__What to work on__.
Extract each line bearing the word "assets".
◆ ◆ ◆ ◆ ◆ ◆ ◆
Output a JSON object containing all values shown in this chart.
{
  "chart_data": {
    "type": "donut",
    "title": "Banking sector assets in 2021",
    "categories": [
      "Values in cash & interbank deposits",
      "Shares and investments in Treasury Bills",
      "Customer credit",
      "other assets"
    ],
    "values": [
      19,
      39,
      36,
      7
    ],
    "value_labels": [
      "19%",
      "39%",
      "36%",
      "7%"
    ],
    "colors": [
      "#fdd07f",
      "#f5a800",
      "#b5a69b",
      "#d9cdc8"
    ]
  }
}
◆ ◆ ◆ ◆ ◆ ◆ ◆
__Task result__.
    "title": "Banking sector assets in 2021",
      "other assets"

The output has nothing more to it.